[Records excerpted from a collection]
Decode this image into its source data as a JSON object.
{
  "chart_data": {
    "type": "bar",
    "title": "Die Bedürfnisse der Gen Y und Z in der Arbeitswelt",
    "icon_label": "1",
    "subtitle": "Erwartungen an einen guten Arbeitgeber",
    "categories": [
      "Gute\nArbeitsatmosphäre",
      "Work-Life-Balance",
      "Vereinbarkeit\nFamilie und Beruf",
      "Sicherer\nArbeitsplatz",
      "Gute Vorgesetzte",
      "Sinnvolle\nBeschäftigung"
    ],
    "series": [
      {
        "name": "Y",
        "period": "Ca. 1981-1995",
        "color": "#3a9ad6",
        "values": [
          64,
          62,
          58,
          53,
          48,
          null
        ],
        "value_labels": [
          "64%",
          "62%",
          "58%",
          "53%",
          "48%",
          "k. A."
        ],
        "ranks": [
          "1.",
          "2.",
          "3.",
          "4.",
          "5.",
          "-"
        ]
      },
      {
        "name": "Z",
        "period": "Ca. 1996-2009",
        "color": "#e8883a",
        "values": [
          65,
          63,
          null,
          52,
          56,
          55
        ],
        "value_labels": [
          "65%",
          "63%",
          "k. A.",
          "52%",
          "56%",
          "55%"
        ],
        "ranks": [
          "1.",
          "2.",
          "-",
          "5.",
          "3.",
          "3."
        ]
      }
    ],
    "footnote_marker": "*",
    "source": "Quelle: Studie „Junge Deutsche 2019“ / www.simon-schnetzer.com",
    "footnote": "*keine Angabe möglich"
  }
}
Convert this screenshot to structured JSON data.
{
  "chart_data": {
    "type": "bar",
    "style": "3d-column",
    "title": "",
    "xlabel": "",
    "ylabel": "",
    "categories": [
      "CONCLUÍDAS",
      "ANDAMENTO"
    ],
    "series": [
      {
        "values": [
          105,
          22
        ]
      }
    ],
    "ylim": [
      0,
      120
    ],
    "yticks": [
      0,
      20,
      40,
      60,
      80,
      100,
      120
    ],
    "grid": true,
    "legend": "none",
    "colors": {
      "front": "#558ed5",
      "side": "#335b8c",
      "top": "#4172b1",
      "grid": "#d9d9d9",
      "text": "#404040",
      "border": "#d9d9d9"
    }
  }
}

**Task**
Copy out the full listing exactly.

**Result of this task**
Decode this image into its source data as a JSON object.
{
  "chart_data": {
    "type": "bar",
    "title": "Die Bedürfnisse der Gen Y und Z in der Arbeitswelt",
    "icon_label": "1",
    "subtitle": "Erwartungen an einen guten Arbeitgeber",
    "categories": [
      "Gute\nArbeitsatmosphäre",
      "Work-Life-Balance",
      "Vereinbarkeit\nFamilie und Beruf",
      "Sicherer\nArbeitsplatz",
      "Gute Vorgesetzte",
      "Sinnvolle\nBeschäftigung"
    ],
    "series": [
      {
        "name": "Y",
        "period": "Ca. 1981-1995",
        "color": "#3a9ad6",
        "values": [
          64,
          62,
          58,
          53,
          48,
          null
        ],
        "value_labels": [
          "64%",
          "62%",
          "58%",
          "53%",
          "48%",
          "k. A."
        ],
        "ranks": [
          "1.",
          "2.",
          "3.",
          "4.",
          "5.",
          "-"
        ]
      },
      {
        "name": "Z",
        "period": "Ca. 1996-2009",
        "color": "#e8883a",
        "values": [
          65,
          63,
          null,
          52,
          56,
          55
        ],
        "value_labels": [
          "65%",
          "63%",
          "k. A.",
          "52%",
          "56%",
          "55%"
        ],
        "ranks": [
          "1.",
          "2.",
          "-",
          "5.",
          "3.",
          "3."
        ]
      }
    ],
    "footnote_marker": "*",
    "source": "Quelle: Studie „Junge Deutsche 2019“ / www.simon-schnetzer.com",
    "footnote": "*keine Angabe möglich"
  }
}
Convert this screenshot to structured JSON data.
{
  "chart_data": {
    "type": "bar",
    "style": "3d-column",
    "title": "",
    "xlabel": "",
    "ylabel": "",
    "categories": [
      "CONCLUÍDAS",
      "ANDAMENTO"
    ],
    "series": [
      {
        "values": [
          105,
          22
        ]
      }
    ],
    "ylim": [
      0,
      120
    ],
    "yticks": [
      0,
      20,
      40,
      60,
      80,
      100,
      120
    ],
    "grid": true,
    "legend": "none",
    "colors": {
      "front": "#558ed5",
      "side": "#335b8c",
      "top": "#4172b1",
      "grid": "#d9d9d9",
      "text": "#404040",
      "border": "#d9d9d9"
    }
  }
}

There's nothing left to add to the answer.